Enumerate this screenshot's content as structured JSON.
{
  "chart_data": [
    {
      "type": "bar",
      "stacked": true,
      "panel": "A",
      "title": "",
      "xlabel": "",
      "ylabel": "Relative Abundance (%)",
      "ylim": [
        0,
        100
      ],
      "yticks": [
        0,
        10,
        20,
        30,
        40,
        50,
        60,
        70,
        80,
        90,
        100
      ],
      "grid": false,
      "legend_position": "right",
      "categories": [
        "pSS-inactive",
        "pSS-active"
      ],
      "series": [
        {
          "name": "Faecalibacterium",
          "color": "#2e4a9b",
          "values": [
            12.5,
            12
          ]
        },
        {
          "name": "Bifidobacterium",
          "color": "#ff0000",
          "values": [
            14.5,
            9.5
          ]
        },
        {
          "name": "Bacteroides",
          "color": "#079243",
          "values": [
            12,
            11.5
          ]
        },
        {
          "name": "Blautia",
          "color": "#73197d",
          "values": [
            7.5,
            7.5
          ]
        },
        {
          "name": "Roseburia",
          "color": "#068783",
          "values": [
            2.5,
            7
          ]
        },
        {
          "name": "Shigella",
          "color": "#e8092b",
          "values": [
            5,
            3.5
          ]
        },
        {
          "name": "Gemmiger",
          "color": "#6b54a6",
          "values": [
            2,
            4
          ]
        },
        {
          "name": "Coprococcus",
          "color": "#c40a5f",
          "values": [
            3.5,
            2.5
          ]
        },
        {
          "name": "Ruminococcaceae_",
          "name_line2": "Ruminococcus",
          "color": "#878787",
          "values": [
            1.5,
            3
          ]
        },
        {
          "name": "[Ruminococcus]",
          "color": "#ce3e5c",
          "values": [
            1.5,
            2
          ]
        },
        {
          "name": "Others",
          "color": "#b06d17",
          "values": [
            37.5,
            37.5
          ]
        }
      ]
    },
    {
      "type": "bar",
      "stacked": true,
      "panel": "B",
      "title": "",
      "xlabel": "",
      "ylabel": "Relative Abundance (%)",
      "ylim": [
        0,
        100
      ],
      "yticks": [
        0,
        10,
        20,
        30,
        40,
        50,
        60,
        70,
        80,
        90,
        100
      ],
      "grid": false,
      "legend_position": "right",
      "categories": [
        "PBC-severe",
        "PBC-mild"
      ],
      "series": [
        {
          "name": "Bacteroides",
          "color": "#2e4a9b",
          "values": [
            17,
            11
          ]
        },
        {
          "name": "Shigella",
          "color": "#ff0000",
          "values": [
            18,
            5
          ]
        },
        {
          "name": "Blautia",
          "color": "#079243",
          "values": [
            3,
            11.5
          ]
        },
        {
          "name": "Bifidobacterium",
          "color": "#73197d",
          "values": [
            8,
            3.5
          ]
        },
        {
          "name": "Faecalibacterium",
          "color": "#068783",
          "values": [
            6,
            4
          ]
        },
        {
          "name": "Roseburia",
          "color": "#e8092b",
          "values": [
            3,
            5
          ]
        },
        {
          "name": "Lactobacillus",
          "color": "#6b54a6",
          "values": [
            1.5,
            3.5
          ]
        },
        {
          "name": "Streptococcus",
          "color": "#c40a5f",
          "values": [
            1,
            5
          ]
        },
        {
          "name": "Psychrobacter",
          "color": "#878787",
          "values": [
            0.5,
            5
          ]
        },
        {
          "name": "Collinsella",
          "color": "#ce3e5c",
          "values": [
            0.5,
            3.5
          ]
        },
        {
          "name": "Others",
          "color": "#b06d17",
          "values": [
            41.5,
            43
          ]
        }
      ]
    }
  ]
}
--
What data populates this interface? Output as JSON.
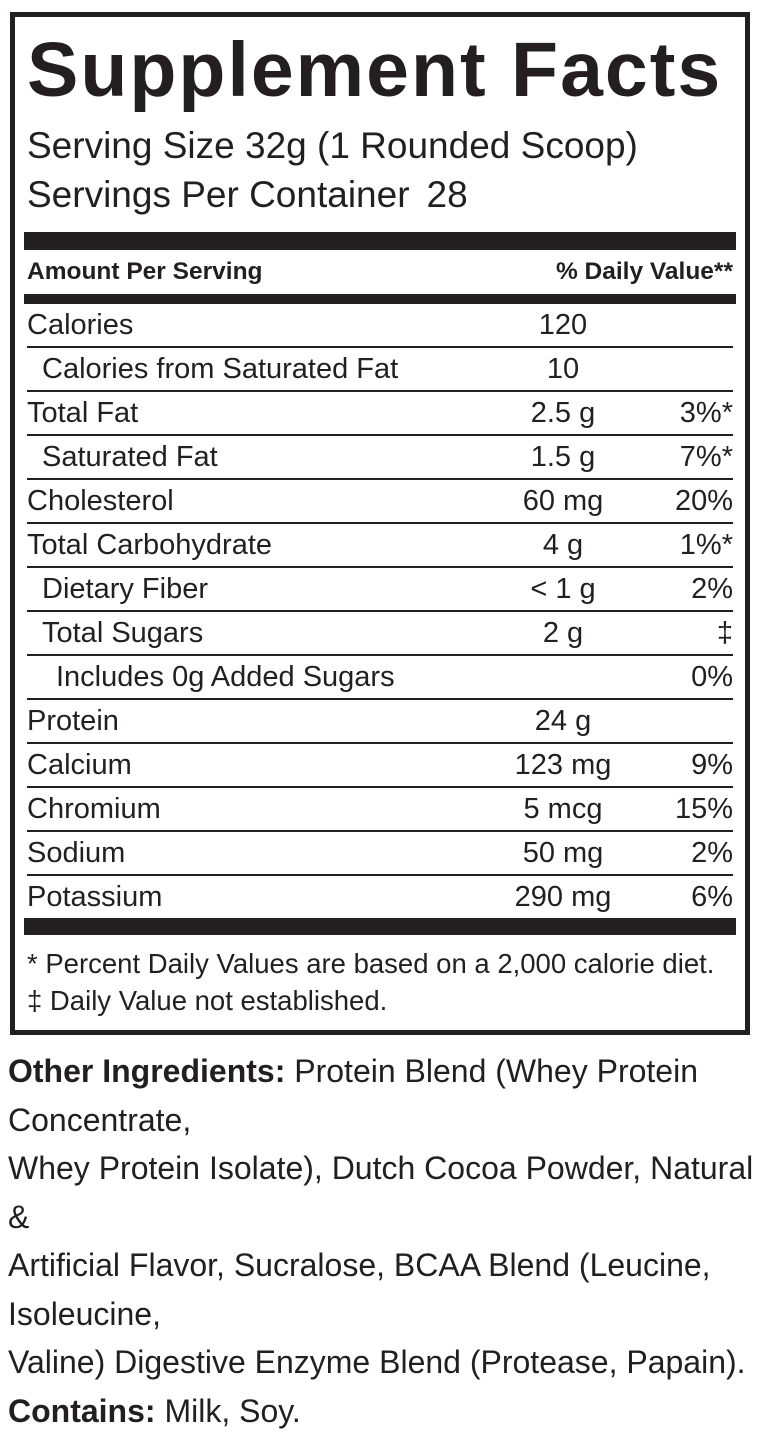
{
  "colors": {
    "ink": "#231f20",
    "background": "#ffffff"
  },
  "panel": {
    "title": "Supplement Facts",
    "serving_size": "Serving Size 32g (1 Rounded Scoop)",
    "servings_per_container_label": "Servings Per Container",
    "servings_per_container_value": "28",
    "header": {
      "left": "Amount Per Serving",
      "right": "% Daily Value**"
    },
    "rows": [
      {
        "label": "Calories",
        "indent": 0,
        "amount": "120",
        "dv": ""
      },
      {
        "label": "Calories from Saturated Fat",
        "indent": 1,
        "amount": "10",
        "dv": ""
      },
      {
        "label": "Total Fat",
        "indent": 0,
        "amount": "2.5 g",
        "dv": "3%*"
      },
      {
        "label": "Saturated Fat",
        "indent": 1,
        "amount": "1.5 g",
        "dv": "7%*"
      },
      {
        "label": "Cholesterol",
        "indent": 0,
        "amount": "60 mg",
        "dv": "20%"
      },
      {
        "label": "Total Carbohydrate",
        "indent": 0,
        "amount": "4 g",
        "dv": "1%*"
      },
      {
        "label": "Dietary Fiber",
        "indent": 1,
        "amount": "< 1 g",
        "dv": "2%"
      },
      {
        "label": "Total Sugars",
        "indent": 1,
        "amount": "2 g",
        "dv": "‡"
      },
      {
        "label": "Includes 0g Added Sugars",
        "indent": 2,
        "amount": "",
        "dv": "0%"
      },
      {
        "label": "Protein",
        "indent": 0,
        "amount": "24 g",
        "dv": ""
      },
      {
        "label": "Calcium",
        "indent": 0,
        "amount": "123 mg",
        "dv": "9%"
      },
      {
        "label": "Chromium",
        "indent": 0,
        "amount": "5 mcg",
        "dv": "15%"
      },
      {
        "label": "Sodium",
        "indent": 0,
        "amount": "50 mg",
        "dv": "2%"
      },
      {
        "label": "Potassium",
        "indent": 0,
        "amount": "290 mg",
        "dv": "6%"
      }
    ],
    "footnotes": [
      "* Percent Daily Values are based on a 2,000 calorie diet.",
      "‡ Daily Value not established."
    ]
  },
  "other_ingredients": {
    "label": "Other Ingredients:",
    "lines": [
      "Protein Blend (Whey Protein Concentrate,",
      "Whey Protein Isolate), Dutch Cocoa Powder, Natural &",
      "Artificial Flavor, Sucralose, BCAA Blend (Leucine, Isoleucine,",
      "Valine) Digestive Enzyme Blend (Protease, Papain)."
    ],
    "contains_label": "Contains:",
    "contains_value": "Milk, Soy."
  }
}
...
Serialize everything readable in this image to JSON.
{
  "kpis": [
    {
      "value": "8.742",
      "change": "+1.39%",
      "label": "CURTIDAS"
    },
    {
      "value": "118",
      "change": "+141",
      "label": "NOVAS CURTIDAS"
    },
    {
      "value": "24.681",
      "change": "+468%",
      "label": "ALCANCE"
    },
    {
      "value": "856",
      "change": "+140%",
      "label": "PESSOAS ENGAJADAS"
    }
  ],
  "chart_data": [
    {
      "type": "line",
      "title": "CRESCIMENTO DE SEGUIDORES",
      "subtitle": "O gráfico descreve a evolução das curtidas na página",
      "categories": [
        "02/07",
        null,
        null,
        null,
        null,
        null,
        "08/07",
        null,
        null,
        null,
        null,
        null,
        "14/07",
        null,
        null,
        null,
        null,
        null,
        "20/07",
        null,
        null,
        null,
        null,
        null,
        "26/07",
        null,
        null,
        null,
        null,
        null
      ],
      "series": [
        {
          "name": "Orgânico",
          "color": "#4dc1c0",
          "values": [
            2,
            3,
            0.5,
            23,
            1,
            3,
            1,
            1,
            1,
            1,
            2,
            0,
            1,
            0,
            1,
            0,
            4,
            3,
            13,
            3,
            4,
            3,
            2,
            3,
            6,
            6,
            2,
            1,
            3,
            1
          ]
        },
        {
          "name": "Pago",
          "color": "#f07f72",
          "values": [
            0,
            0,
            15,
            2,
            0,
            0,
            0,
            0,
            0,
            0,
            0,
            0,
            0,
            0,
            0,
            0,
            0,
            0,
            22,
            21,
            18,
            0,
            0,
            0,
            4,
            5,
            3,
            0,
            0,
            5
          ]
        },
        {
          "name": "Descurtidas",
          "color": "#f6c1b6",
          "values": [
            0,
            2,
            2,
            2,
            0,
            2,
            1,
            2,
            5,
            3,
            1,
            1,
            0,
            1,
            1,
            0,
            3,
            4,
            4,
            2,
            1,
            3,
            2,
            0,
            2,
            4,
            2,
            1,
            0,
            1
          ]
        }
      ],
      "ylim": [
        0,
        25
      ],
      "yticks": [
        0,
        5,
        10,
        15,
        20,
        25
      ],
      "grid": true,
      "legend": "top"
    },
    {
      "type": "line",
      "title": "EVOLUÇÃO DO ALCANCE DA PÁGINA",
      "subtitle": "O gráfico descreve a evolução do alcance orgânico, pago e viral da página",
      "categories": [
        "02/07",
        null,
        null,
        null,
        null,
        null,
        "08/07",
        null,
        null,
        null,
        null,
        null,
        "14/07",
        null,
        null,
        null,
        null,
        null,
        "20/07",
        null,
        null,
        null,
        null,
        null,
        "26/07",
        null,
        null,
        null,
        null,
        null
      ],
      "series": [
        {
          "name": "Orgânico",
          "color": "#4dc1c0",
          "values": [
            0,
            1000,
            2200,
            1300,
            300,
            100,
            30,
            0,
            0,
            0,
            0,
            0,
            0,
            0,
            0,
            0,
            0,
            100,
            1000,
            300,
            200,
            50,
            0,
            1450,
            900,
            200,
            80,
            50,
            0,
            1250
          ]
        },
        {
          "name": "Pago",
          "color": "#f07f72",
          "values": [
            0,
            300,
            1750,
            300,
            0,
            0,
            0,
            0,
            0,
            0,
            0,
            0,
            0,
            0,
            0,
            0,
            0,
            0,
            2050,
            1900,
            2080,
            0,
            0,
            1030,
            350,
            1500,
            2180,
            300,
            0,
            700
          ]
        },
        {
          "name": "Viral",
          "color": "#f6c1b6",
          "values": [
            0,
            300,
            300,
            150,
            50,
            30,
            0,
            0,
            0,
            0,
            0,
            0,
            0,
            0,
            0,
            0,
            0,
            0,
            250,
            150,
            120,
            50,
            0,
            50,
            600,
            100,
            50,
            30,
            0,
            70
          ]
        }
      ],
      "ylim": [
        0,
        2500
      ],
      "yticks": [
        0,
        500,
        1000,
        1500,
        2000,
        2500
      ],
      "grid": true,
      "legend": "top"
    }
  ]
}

▶ Your task: All lines above with the word "descreve" need to be reported.

▶ Result of this task:
      "subtitle": "O gráfico descreve a evolução das curtidas na página",
      "subtitle": "O gráfico descreve a evolução do alcance orgânico, pago e viral da página",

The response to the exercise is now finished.